In wie vielen Zeilen der Daten unten kommt die Zeichenfolge „Worcester“ vor? Beachte dabei die Groß- und Kleinschreibung und gib nur die Zahl an.

______

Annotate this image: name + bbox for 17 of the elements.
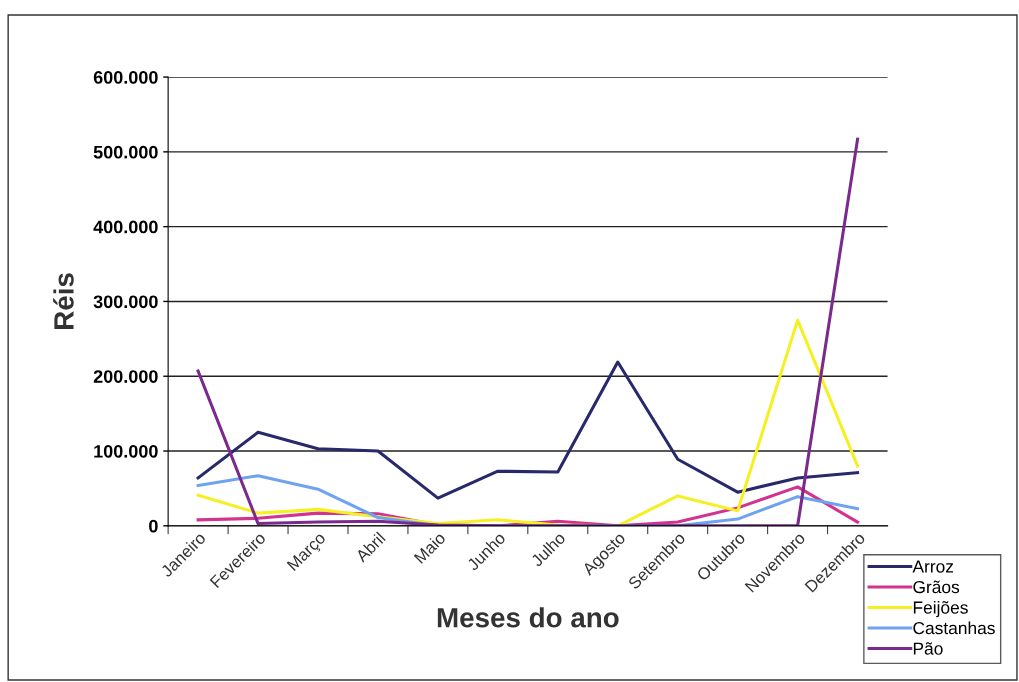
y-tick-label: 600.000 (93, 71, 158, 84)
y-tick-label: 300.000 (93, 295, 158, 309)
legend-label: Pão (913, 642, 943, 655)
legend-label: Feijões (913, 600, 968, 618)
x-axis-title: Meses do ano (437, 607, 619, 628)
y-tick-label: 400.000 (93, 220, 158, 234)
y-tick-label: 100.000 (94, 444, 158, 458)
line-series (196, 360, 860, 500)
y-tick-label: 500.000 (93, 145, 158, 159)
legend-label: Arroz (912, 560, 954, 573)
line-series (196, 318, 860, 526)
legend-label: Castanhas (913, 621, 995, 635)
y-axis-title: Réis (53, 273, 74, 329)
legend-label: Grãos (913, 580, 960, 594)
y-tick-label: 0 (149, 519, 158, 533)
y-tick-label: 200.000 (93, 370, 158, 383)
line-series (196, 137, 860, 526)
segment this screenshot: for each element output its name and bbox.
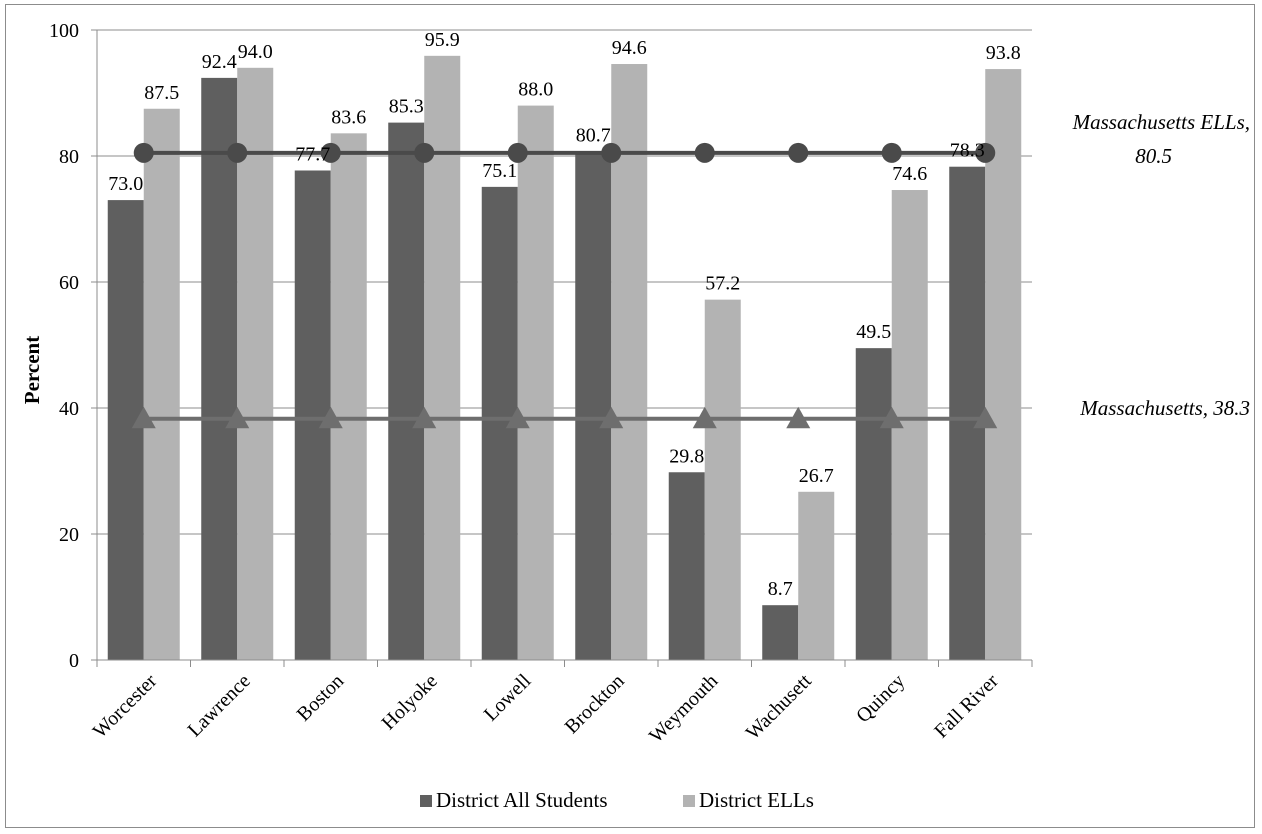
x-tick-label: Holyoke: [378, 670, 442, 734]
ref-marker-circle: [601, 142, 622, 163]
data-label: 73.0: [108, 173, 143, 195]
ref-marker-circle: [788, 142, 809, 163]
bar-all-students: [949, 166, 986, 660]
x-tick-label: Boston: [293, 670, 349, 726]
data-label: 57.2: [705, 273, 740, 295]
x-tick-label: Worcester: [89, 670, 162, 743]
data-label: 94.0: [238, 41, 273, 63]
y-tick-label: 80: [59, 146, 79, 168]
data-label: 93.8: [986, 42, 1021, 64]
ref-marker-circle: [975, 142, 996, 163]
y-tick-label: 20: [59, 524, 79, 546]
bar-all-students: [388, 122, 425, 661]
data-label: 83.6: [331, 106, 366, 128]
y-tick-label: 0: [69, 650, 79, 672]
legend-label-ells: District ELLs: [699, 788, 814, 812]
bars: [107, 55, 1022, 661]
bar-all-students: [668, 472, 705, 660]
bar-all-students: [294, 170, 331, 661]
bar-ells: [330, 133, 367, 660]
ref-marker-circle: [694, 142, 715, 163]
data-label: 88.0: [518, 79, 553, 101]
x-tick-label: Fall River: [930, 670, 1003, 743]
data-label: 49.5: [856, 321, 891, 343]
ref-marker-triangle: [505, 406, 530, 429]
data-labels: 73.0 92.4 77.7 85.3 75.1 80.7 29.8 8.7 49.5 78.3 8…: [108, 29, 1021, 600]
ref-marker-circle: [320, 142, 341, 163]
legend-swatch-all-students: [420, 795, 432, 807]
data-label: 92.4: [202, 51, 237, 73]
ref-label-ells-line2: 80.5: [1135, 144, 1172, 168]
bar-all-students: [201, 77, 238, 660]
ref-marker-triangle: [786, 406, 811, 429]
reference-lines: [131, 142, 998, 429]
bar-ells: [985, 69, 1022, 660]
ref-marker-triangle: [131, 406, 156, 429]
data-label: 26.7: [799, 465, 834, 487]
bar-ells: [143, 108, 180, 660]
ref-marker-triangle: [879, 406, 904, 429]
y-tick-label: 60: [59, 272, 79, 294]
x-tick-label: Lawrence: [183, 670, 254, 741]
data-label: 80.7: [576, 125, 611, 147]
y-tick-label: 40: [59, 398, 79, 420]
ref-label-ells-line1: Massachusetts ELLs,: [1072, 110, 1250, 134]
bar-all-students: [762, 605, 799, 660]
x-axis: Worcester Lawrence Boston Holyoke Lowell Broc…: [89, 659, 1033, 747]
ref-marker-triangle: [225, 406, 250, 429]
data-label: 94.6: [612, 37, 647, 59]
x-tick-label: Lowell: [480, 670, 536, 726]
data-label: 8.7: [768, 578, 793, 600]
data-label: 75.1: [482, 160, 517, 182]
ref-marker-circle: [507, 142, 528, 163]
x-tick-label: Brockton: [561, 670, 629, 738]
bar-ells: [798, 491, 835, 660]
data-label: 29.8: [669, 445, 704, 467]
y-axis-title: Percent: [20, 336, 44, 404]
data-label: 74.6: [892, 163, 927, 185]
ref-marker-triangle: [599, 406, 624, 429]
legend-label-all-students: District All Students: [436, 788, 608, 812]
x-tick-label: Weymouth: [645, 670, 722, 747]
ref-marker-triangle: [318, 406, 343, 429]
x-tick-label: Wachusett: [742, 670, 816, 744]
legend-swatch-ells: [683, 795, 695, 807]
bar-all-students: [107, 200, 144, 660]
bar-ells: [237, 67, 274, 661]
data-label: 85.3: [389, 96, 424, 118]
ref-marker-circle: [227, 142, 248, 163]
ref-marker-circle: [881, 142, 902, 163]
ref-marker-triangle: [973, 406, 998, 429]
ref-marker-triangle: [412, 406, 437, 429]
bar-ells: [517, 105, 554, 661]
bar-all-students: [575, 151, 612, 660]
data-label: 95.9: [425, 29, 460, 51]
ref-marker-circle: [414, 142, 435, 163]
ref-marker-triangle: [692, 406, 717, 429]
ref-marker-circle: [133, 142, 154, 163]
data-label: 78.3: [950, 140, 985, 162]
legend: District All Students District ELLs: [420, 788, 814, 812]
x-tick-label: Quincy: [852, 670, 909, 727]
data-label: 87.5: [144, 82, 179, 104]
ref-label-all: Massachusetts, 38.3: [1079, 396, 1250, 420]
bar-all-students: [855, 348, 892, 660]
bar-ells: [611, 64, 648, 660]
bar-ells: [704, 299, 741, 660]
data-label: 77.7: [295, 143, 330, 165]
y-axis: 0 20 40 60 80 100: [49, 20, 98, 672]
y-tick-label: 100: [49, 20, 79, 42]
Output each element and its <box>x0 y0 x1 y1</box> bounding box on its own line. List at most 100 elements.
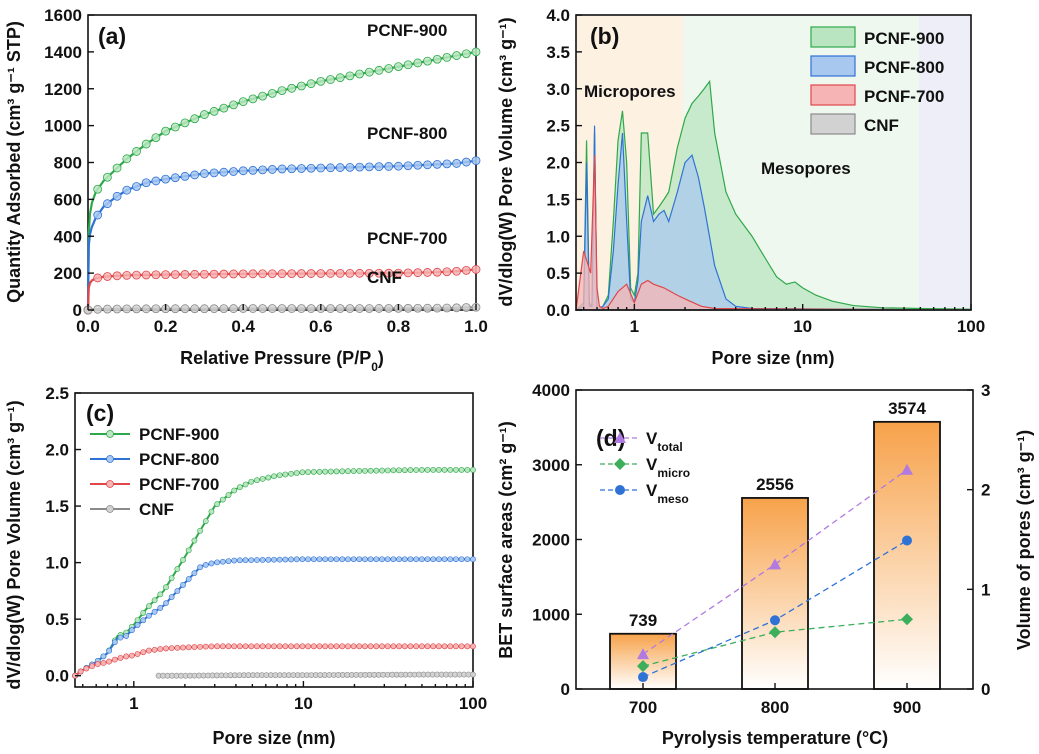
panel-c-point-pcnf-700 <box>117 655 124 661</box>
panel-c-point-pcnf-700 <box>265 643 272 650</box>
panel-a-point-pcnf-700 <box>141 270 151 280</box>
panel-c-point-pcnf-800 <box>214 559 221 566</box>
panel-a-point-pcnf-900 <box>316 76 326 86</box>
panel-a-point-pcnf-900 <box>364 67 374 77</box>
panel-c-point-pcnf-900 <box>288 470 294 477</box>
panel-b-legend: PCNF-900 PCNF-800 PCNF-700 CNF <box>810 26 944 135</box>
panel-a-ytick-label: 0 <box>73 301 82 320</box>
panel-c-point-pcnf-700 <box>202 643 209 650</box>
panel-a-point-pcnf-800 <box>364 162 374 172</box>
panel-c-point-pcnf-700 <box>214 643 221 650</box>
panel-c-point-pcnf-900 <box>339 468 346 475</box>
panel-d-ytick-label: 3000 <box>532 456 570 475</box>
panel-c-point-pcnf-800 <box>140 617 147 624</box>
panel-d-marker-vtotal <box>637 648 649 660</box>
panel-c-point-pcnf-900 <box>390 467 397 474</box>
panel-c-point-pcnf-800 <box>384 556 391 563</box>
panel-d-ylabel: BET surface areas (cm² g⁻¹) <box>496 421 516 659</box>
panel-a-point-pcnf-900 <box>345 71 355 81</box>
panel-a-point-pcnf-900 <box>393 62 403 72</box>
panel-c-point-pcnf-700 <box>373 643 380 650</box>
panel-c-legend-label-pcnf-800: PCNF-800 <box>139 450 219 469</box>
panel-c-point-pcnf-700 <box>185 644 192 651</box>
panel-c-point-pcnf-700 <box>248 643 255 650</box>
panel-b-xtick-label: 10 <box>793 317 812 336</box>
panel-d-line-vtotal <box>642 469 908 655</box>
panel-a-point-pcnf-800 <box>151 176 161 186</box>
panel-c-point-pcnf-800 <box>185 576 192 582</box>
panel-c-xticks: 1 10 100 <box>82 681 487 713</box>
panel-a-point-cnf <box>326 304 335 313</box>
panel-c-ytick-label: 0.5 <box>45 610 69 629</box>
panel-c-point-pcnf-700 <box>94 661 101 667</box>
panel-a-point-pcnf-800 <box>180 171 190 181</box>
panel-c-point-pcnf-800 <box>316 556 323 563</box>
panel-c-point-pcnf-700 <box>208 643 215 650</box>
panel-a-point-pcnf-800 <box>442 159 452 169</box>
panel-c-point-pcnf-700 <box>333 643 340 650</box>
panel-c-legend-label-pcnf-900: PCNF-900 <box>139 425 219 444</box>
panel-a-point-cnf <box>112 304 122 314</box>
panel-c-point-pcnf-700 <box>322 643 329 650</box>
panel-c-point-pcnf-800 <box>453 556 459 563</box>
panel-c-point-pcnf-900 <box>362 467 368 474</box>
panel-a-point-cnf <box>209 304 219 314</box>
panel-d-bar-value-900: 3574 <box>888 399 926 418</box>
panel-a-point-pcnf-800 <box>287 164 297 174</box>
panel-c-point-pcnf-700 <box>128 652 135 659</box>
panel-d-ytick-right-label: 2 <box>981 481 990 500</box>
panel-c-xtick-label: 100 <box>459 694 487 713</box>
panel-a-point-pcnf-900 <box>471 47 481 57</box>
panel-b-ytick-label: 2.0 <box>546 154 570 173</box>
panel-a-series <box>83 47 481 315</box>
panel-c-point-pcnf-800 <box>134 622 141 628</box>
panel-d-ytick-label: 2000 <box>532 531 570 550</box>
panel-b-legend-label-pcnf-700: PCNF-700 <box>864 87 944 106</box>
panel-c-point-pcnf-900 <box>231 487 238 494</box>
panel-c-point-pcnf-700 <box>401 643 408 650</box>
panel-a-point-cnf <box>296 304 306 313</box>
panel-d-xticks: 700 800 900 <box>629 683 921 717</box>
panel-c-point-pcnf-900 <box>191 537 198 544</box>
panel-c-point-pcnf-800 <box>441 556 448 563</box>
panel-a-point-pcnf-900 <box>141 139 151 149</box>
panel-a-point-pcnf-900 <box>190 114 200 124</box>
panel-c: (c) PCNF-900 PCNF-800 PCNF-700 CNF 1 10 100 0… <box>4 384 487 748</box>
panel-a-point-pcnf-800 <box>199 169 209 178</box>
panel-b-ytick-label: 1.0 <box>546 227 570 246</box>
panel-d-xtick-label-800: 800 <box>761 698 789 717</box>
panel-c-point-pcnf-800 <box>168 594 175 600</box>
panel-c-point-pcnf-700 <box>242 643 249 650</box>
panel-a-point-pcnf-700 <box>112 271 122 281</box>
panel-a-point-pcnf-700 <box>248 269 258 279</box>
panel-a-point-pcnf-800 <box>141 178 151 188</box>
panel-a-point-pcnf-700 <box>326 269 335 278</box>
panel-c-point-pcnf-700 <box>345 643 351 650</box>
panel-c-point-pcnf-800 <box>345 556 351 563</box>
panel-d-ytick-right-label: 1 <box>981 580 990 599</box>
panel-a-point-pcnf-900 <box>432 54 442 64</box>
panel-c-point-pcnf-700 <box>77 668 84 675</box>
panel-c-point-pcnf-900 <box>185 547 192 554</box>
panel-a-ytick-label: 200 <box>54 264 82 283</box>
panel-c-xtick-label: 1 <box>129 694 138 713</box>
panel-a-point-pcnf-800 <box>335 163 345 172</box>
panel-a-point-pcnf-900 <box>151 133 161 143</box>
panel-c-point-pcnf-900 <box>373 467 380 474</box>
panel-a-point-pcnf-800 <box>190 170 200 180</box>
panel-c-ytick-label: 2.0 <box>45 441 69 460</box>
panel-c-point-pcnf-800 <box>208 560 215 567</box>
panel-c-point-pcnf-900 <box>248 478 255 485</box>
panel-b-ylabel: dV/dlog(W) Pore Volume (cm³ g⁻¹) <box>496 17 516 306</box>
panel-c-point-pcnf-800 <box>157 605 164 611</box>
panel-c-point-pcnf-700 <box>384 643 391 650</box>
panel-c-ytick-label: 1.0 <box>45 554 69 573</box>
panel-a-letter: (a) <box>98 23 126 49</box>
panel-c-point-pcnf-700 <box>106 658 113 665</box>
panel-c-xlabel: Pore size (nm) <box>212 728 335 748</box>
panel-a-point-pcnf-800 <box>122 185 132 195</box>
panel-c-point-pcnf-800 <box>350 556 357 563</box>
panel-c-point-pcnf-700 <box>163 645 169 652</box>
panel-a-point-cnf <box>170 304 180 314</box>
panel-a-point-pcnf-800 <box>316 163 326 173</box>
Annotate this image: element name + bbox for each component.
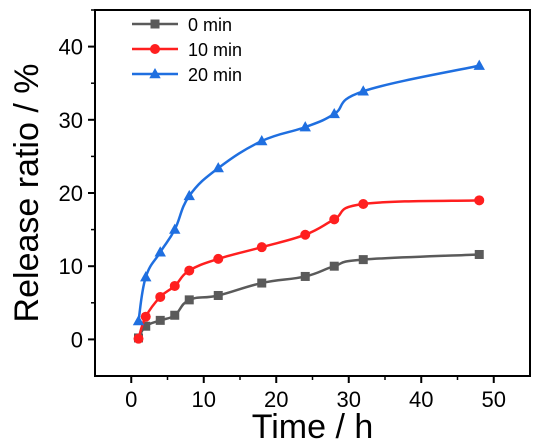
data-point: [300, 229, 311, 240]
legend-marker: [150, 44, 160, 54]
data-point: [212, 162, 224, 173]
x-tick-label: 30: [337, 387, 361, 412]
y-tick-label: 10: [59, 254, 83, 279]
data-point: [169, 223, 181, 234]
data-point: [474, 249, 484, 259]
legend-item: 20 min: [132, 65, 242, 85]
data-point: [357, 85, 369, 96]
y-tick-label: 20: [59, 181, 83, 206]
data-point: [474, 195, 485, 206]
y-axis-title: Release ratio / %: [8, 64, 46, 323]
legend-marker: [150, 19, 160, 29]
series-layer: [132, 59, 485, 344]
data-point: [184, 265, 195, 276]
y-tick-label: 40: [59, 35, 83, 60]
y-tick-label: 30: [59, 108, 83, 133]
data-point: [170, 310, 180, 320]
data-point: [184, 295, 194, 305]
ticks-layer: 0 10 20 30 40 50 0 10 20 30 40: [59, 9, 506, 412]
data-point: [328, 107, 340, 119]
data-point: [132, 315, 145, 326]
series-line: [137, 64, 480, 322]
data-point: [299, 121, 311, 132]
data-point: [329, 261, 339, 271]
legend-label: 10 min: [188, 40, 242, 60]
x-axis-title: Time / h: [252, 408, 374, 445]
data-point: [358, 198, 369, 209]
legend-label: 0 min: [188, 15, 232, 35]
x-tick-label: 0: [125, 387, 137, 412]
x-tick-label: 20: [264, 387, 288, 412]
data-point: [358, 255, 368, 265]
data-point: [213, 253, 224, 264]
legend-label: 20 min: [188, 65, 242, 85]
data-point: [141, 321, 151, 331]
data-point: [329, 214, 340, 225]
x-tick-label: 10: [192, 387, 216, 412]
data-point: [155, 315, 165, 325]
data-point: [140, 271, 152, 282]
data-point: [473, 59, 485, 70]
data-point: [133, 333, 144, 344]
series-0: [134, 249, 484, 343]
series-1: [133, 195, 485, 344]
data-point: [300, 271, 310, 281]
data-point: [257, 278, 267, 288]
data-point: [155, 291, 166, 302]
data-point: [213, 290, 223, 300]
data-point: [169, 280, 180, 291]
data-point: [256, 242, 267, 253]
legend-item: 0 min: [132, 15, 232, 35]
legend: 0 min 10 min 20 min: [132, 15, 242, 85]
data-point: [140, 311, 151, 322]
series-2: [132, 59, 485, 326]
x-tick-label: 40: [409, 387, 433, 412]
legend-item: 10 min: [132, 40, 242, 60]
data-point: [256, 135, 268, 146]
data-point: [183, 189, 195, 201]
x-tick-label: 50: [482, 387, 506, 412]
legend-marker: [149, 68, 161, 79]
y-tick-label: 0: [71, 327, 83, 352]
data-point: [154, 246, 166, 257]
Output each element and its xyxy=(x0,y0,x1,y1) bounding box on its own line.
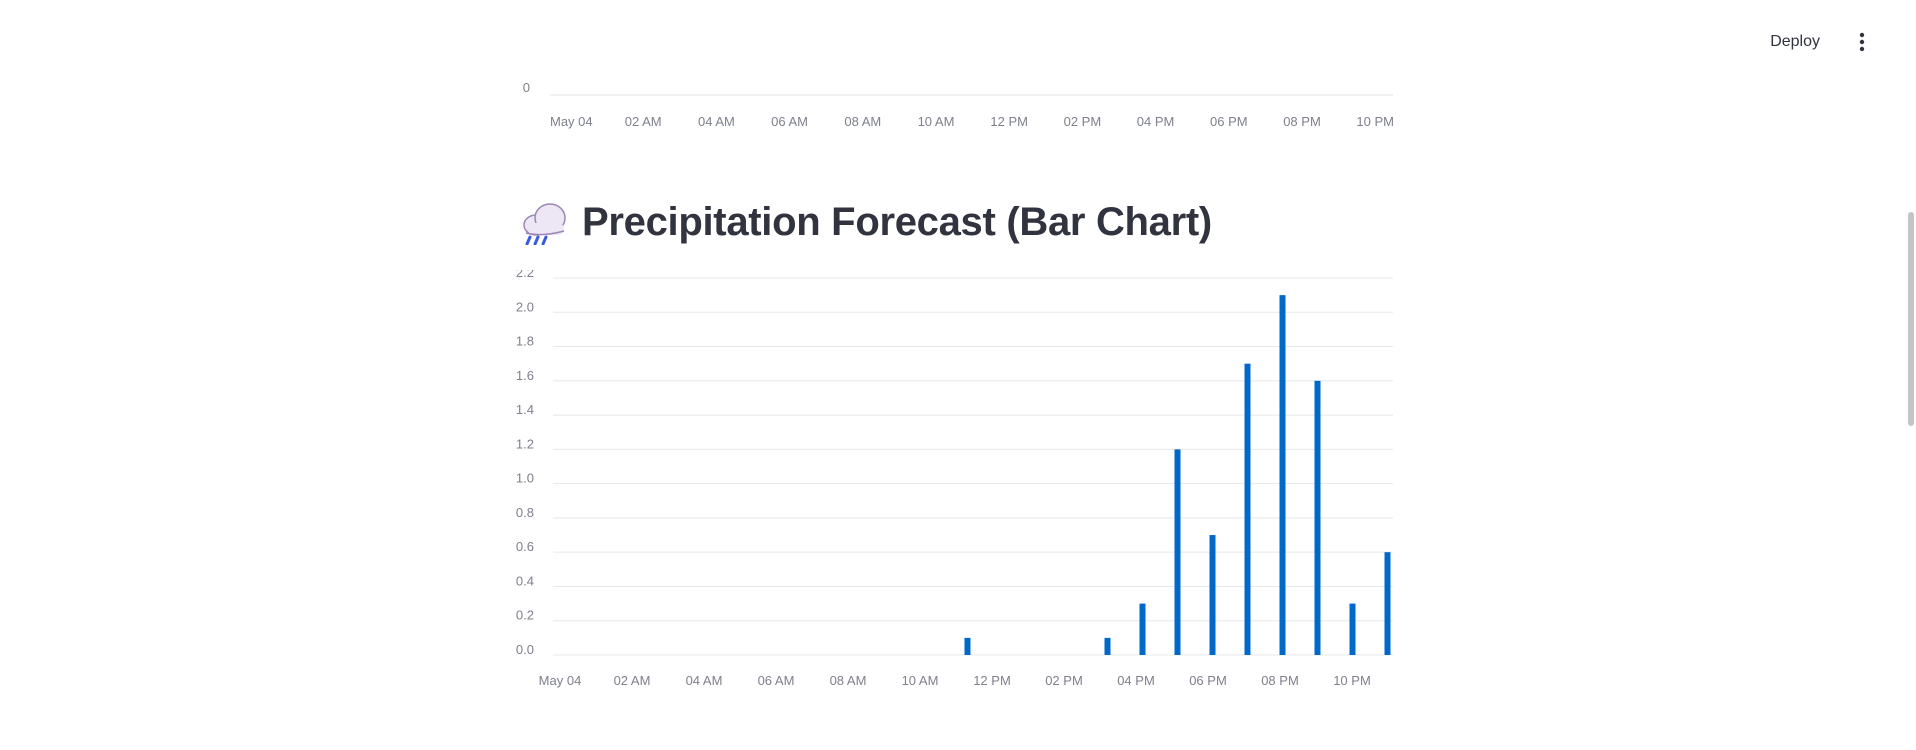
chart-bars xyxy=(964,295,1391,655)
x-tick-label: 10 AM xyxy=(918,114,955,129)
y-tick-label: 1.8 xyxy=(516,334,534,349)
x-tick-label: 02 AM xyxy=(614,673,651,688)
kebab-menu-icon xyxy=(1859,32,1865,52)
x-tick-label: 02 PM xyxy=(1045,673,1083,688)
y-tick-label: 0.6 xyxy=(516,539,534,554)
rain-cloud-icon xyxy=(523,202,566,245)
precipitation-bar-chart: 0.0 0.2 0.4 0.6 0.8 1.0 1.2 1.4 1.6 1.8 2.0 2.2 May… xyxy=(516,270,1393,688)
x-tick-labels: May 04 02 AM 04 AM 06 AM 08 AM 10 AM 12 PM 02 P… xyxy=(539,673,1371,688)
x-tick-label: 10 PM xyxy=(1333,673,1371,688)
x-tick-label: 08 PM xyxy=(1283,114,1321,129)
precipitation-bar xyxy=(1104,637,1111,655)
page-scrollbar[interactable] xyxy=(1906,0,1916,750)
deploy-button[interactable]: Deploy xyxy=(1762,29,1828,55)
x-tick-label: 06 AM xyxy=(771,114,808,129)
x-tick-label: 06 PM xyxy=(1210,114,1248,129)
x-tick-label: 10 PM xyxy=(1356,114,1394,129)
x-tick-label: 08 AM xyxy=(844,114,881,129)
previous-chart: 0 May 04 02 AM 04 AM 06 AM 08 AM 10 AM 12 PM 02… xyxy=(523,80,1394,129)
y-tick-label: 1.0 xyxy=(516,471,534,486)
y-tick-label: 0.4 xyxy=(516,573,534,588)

______

- [ERWARTETE ANTWORT] 2